▶ [What you need to do] Transcribe every entry word for word, leaving out all images.

▶ [Data shown]

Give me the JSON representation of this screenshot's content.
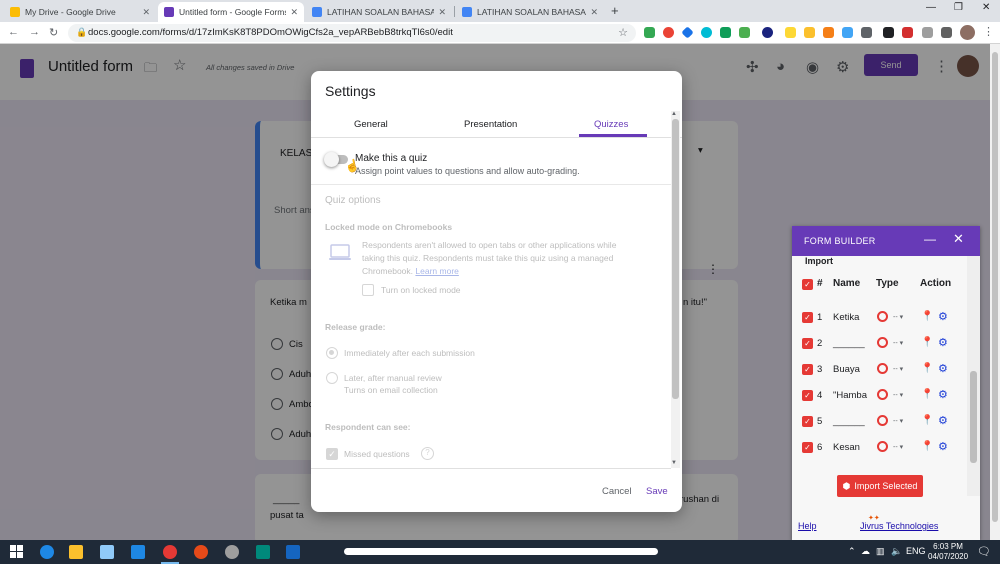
{
  "browser": {
    "tabs": [
      {
        "title": "My Drive - Google Drive",
        "fav": "#4285f4"
      },
      {
        "title": "Untitled form - Google Forms",
        "fav": "#673ab7"
      },
      {
        "title": "LATIHAN SOALAN BAHASA MEL",
        "fav": "#4285f4"
      },
      {
        "title": "LATIHAN SOALAN BAHASA MEL",
        "fav": "#4285f4"
      }
    ],
    "close_glyph": "✕",
    "new_tab_glyph": "+",
    "url": "docs.google.com/forms/d/17zImKsK8T8PDOmOWigCfs2a_vepARBebB8trkqTl6s0/edit"
  },
  "forms": {
    "title": "Untitled form",
    "saved_status": "All changes saved in Drive",
    "send_label": "Send",
    "header_card": {
      "title_prefix": "KELAS",
      "short_answer": "Short answ"
    },
    "question_card": {
      "text_start": "Ketika m",
      "text_end": "n itu!\"",
      "options": [
        "Cis",
        "Aduh",
        "Ambo",
        "Aduh"
      ]
    },
    "third_card": {
      "text_start": "_____",
      "text_end": "rushan di",
      "line2": "pusat ta"
    }
  },
  "form_builder": {
    "title": "FORM BUILDER",
    "import_label": "Import",
    "columns": {
      "check": "#",
      "name": "Name",
      "type": "Type",
      "action": "Action"
    },
    "rows": [
      {
        "num": "1",
        "name": "Ketika"
      },
      {
        "num": "2",
        "name": "______"
      },
      {
        "num": "3",
        "name": "Buaya"
      },
      {
        "num": "4",
        "name": "\"Hamba"
      },
      {
        "num": "5",
        "name": "______"
      },
      {
        "num": "6",
        "name": "Kesan"
      }
    ],
    "type_selector": "-- ▾",
    "import_button": "Import Selected",
    "help": "Help",
    "brand": "Jivrus Technologies",
    "brand_logo_text": "Jivrus"
  },
  "settings": {
    "title": "Settings",
    "tabs": [
      "General",
      "Presentation",
      "Quizzes"
    ],
    "active_tab": "Quizzes",
    "make_quiz": {
      "label": "Make this a quiz",
      "description": "Assign point values to questions and allow auto-grading.",
      "enabled": false
    },
    "quiz_options": {
      "heading": "Quiz options",
      "locked_mode": {
        "heading": "Locked mode on Chromebooks",
        "line1": "Respondents aren't allowed to open tabs or other applications while",
        "line2": "taking this quiz. Respondents must take this quiz using a managed",
        "line3": "Chromebook.",
        "learn_more": "Learn more",
        "checkbox_label": "Turn on locked mode"
      },
      "release_grade": {
        "heading": "Release grade:",
        "option1": "Immediately after each submission",
        "option2": "Later, after manual review",
        "option2_sub": "Turns on email collection"
      },
      "respondent_can_see": {
        "heading": "Respondent can see:",
        "missed_questions": "Missed questions"
      }
    },
    "cancel": "Cancel",
    "save": "Save"
  },
  "taskbar": {
    "language": "ENG",
    "time": "6:03 PM",
    "date": "04/07/2020"
  }
}
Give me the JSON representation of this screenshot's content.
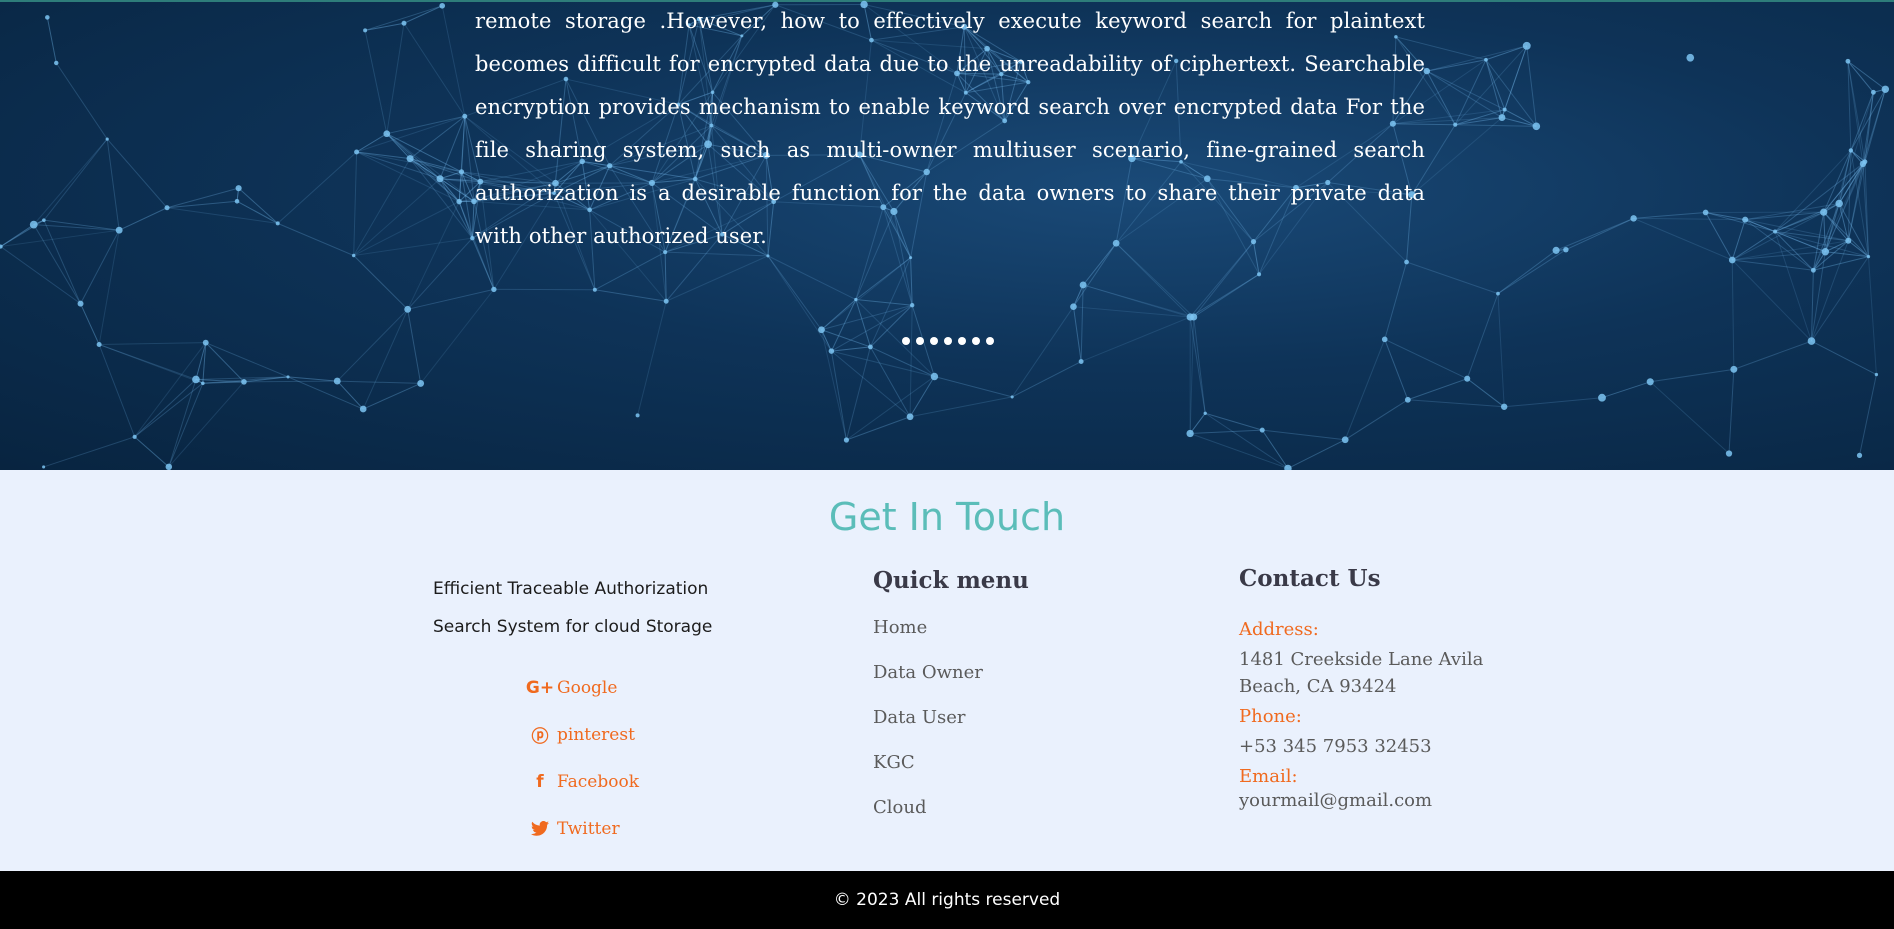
{
  "hero": {
    "paragraph": "remote storage .However, how to effectively execute keyword search for plaintext becomes difficult for encrypted data due to the unreadability of ciphertext. Searchable encryption provides mechanism to enable keyword search over encrypted data For the file sharing system, such as multi-owner multiuser scenario, fine-grained search authorization is a desirable function for the data owners to share their private data with other authorized user.",
    "slide_count": 7
  },
  "contact_section": {
    "title": "Get In Touch",
    "brand": {
      "line1": "Efficient Traceable Authorization",
      "line2": "Search System for cloud Storage"
    },
    "social": [
      {
        "icon": "google-plus-icon",
        "glyph": "G+",
        "label": "Google"
      },
      {
        "icon": "pinterest-icon",
        "glyph": "ⓟ",
        "label": "pinterest"
      },
      {
        "icon": "facebook-icon",
        "glyph": "f",
        "label": "Facebook"
      },
      {
        "icon": "twitter-icon",
        "glyph": "🐦",
        "label": "Twitter"
      }
    ],
    "quick_menu": {
      "heading": "Quick menu",
      "items": [
        "Home",
        "Data Owner",
        "Data User",
        "KGC",
        "Cloud"
      ]
    },
    "contact": {
      "heading": "Contact Us",
      "address_label": "Address:",
      "address_line1": "1481 Creekside Lane Avila",
      "address_line2": "Beach, CA 93424",
      "phone_label": "Phone:",
      "phone": "+53 345 7953 32453",
      "email_label": "Email:",
      "email": "yourmail@gmail.com"
    }
  },
  "footer": {
    "copyright": "© 2023 All rights reserved"
  },
  "colors": {
    "accent_orange": "#f06a1f",
    "title_teal": "#5bbdb9",
    "section_bg": "#eaf1fd",
    "hero_bg": "#0e3358",
    "footer_bg": "#000000"
  }
}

▶ [Complete answer]
Give me the JSON representation of this screenshot's content.
{
  "browser": {
    "tabs": [
      {
        "title": "My Drive - Google Drive",
        "fav": "#4285f4"
      },
      {
        "title": "Untitled form - Google Forms",
        "fav": "#673ab7"
      },
      {
        "title": "LATIHAN SOALAN BAHASA MEL",
        "fav": "#4285f4"
      },
      {
        "title": "LATIHAN SOALAN BAHASA MEL",
        "fav": "#4285f4"
      }
    ],
    "close_glyph": "✕",
    "new_tab_glyph": "+",
    "url": "docs.google.com/forms/d/17zImKsK8T8PDOmOWigCfs2a_vepARBebB8trkqTl6s0/edit"
  },
  "forms": {
    "title": "Untitled form",
    "saved_status": "All changes saved in Drive",
    "send_label": "Send",
    "header_card": {
      "title_prefix": "KELAS",
      "short_answer": "Short answ"
    },
    "question_card": {
      "text_start": "Ketika m",
      "text_end": "n itu!\"",
      "options": [
        "Cis",
        "Aduh",
        "Ambo",
        "Aduh"
      ]
    },
    "third_card": {
      "text_start": "_____",
      "text_end": "rushan di",
      "line2": "pusat ta"
    }
  },
  "form_builder": {
    "title": "FORM BUILDER",
    "import_label": "Import",
    "columns": {
      "check": "#",
      "name": "Name",
      "type": "Type",
      "action": "Action"
    },
    "rows": [
      {
        "num": "1",
        "name": "Ketika"
      },
      {
        "num": "2",
        "name": "______"
      },
      {
        "num": "3",
        "name": "Buaya"
      },
      {
        "num": "4",
        "name": "\"Hamba"
      },
      {
        "num": "5",
        "name": "______"
      },
      {
        "num": "6",
        "name": "Kesan"
      }
    ],
    "type_selector": "-- ▾",
    "import_button": "Import Selected",
    "help": "Help",
    "brand": "Jivrus Technologies",
    "brand_logo_text": "Jivrus"
  },
  "settings": {
    "title": "Settings",
    "tabs": [
      "General",
      "Presentation",
      "Quizzes"
    ],
    "active_tab": "Quizzes",
    "make_quiz": {
      "label": "Make this a quiz",
      "description": "Assign point values to questions and allow auto-grading.",
      "enabled": false
    },
    "quiz_options": {
      "heading": "Quiz options",
      "locked_mode": {
        "heading": "Locked mode on Chromebooks",
        "line1": "Respondents aren't allowed to open tabs or other applications while",
        "line2": "taking this quiz. Respondents must take this quiz using a managed",
        "line3": "Chromebook.",
        "learn_more": "Learn more",
        "checkbox_label": "Turn on locked mode"
      },
      "release_grade": {
        "heading": "Release grade:",
        "option1": "Immediately after each submission",
        "option2": "Later, after manual review",
        "option2_sub": "Turns on email collection"
      },
      "respondent_can_see": {
        "heading": "Respondent can see:",
        "missed_questions": "Missed questions"
      }
    },
    "cancel": "Cancel",
    "save": "Save"
  },
  "taskbar": {
    "language": "ENG",
    "time": "6:03 PM",
    "date": "04/07/2020"
  }
}
Give me the JSON representation of this screenshot's content.
{
  "hero": {
    "paragraph": "remote storage .However, how to effectively execute keyword search for plaintext becomes difficult for encrypted data due to the unreadability of ciphertext. Searchable encryption provides mechanism to enable keyword search over encrypted data For the file sharing system, such as multi-owner multiuser scenario, fine-grained search authorization is a desirable function for the data owners to share their private data with other authorized user.",
    "slide_count": 7
  },
  "contact_section": {
    "title": "Get In Touch",
    "brand": {
      "line1": "Efficient Traceable Authorization",
      "line2": "Search System for cloud Storage"
    },
    "social": [
      {
        "icon": "google-plus-icon",
        "glyph": "G+",
        "label": "Google"
      },
      {
        "icon": "pinterest-icon",
        "glyph": "ⓟ",
        "label": "pinterest"
      },
      {
        "icon": "facebook-icon",
        "glyph": "f",
        "label": "Facebook"
      },
      {
        "icon": "twitter-icon",
        "glyph": "🐦",
        "label": "Twitter"
      }
    ],
    "quick_menu": {
      "heading": "Quick menu",
      "items": [
        "Home",
        "Data Owner",
        "Data User",
        "KGC",
        "Cloud"
      ]
    },
    "contact": {
      "heading": "Contact Us",
      "address_label": "Address:",
      "address_line1": "1481 Creekside Lane Avila",
      "address_line2": "Beach, CA 93424",
      "phone_label": "Phone:",
      "phone": "+53 345 7953 32453",
      "email_label": "Email:",
      "email": "yourmail@gmail.com"
    }
  },
  "footer": {
    "copyright": "© 2023 All rights reserved"
  },
  "colors": {
    "accent_orange": "#f06a1f",
    "title_teal": "#5bbdb9",
    "section_bg": "#eaf1fd",
    "hero_bg": "#0e3358",
    "footer_bg": "#000000"
  }
}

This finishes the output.